• _EXERCISE DATA_:
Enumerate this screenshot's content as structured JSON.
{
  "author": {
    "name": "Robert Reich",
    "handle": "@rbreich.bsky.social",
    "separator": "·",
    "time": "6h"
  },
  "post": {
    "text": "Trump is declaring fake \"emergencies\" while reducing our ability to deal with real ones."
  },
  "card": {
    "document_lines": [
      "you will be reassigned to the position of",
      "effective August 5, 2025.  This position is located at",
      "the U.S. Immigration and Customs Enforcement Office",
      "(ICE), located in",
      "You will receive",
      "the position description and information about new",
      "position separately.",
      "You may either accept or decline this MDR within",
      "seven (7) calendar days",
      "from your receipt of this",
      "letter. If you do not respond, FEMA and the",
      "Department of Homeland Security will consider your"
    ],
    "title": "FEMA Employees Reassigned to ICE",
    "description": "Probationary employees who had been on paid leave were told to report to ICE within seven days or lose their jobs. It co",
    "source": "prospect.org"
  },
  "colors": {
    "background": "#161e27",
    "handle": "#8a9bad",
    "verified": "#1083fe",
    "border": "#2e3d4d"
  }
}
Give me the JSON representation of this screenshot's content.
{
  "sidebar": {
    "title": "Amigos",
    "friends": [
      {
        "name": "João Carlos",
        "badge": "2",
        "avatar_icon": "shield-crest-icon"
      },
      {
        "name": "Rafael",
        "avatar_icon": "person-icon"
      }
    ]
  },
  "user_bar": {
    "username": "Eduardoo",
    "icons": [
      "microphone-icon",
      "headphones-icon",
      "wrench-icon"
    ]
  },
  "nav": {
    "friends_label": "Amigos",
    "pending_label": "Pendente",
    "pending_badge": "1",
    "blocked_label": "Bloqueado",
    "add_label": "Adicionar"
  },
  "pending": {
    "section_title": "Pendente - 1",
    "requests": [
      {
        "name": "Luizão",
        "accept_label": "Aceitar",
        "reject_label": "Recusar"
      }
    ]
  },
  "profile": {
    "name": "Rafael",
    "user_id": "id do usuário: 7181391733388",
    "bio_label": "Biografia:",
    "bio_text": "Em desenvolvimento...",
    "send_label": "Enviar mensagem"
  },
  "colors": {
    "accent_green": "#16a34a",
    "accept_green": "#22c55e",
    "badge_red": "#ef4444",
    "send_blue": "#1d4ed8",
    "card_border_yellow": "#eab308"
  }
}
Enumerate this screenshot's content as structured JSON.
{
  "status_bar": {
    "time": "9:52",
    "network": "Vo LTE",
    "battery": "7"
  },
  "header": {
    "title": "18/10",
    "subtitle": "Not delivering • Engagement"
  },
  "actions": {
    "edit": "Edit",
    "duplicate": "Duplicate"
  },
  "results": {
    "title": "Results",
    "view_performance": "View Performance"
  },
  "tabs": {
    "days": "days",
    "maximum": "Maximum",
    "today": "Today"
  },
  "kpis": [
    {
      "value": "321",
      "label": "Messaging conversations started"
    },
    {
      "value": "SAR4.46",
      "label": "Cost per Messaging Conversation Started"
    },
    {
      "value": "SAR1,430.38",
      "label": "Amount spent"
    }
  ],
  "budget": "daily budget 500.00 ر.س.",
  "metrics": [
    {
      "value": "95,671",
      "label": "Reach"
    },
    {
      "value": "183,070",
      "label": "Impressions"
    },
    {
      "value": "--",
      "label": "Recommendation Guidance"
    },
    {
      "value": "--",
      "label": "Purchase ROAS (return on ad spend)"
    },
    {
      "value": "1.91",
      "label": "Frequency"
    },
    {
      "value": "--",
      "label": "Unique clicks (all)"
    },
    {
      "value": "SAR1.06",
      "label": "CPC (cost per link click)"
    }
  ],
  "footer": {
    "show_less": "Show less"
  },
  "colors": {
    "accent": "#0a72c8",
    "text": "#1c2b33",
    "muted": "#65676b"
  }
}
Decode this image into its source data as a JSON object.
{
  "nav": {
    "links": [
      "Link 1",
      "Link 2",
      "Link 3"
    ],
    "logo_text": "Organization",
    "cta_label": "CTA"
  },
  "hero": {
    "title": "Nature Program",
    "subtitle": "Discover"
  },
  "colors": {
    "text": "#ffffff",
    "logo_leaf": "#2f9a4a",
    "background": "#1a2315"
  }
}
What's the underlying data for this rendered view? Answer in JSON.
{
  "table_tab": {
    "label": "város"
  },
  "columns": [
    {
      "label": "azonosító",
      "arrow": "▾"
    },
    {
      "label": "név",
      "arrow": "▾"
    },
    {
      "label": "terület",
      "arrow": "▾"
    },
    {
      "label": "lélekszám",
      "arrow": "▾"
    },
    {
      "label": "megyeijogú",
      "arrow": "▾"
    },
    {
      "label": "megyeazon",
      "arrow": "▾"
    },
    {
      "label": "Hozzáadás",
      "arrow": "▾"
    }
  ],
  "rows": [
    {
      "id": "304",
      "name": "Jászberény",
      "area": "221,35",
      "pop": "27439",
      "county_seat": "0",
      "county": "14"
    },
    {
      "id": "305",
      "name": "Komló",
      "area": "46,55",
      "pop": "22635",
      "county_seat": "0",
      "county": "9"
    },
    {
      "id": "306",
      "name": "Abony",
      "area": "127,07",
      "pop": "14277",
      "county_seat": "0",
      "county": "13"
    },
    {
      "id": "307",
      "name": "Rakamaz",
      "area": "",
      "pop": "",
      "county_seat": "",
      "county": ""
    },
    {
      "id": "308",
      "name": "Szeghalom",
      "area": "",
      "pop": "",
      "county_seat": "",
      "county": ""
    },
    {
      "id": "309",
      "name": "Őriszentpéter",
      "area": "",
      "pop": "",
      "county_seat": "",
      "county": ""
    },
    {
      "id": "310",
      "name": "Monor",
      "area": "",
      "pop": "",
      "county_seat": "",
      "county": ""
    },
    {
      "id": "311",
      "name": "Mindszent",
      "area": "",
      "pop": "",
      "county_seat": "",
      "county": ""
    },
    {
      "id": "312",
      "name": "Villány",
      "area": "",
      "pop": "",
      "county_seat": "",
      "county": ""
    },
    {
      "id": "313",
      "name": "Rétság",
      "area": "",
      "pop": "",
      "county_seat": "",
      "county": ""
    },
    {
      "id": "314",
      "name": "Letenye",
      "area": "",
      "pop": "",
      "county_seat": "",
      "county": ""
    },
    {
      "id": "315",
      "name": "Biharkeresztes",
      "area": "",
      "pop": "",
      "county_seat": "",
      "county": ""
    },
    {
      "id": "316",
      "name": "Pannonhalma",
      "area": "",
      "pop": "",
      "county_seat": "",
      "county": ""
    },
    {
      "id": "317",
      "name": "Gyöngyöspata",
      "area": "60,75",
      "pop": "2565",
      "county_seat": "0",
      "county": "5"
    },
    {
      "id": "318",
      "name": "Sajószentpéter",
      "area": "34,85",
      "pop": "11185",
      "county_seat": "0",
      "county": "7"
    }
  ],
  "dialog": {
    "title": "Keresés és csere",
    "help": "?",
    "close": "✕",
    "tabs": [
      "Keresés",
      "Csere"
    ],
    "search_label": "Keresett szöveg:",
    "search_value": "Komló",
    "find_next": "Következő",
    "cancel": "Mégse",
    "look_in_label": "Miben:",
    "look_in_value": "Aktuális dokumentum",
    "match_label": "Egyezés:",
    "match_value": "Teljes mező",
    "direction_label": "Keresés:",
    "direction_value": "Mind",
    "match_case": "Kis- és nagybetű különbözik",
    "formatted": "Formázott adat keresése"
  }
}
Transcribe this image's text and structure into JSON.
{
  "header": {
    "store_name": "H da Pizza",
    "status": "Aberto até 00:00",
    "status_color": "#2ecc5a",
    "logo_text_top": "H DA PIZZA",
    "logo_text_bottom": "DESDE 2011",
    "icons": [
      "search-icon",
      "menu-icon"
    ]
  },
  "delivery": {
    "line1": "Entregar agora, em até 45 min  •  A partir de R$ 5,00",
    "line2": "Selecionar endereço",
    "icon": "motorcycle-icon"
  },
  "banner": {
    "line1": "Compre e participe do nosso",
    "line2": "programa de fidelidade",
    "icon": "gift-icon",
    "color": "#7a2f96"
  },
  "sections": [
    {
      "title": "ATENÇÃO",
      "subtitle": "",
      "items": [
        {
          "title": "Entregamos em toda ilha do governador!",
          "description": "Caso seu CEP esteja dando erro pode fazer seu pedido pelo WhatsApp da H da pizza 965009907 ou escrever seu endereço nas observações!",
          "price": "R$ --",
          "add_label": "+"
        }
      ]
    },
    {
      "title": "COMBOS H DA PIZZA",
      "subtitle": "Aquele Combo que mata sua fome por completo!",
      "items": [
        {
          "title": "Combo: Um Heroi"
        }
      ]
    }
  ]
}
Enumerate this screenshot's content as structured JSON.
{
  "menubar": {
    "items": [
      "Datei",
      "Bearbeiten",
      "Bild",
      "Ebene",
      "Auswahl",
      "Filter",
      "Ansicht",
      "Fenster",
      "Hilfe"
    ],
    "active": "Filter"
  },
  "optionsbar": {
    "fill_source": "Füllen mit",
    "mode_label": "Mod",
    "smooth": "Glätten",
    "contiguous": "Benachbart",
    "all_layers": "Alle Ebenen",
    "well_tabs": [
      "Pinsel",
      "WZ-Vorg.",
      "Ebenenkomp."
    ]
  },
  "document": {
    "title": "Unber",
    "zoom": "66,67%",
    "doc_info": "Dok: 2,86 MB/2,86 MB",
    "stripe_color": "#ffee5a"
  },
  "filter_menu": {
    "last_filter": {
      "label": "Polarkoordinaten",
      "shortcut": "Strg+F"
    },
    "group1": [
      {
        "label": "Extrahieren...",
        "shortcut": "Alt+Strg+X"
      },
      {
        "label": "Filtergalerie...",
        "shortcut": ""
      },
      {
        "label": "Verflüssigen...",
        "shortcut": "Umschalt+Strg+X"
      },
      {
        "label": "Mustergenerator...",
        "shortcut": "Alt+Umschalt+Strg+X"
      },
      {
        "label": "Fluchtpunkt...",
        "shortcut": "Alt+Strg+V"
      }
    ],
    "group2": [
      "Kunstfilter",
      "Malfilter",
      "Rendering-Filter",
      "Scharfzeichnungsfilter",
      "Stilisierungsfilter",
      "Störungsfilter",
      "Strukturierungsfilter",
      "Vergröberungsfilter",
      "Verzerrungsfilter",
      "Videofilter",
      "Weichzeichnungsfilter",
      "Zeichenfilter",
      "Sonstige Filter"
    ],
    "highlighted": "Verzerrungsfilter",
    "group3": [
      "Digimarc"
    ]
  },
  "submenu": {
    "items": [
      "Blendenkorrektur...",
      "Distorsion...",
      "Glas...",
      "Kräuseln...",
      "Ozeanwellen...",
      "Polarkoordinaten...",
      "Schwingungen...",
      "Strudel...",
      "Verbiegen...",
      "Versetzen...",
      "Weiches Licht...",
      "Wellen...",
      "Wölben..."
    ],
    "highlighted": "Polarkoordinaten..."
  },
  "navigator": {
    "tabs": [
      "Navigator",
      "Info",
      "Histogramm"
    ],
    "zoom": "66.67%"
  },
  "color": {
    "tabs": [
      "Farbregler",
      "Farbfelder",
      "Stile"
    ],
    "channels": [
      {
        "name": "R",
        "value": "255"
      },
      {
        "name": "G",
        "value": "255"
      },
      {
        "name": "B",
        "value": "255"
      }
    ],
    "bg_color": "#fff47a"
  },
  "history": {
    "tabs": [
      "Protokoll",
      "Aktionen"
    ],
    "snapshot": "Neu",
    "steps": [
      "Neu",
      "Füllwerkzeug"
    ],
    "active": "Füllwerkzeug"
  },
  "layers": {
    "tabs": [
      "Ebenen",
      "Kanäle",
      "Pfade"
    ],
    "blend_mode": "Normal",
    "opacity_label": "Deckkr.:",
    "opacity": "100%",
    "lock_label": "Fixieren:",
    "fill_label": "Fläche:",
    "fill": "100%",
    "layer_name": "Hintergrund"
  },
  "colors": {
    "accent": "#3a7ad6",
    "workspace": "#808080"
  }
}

• _WHAT TO WORK ON_: From the data above, copy each line where the string "description" appears.

• _EXERCISE RESPONSE_:
      "the position description and information about new",
    "description": "Probationary employees who had been on paid leave were told to report to ICE within seven days or lose their jobs. It co",
          "description": "Caso seu CEP esteja dando erro pode fazer seu pedido pelo WhatsApp da H da pizza 965009907 ou escrever seu endereço nas observações!",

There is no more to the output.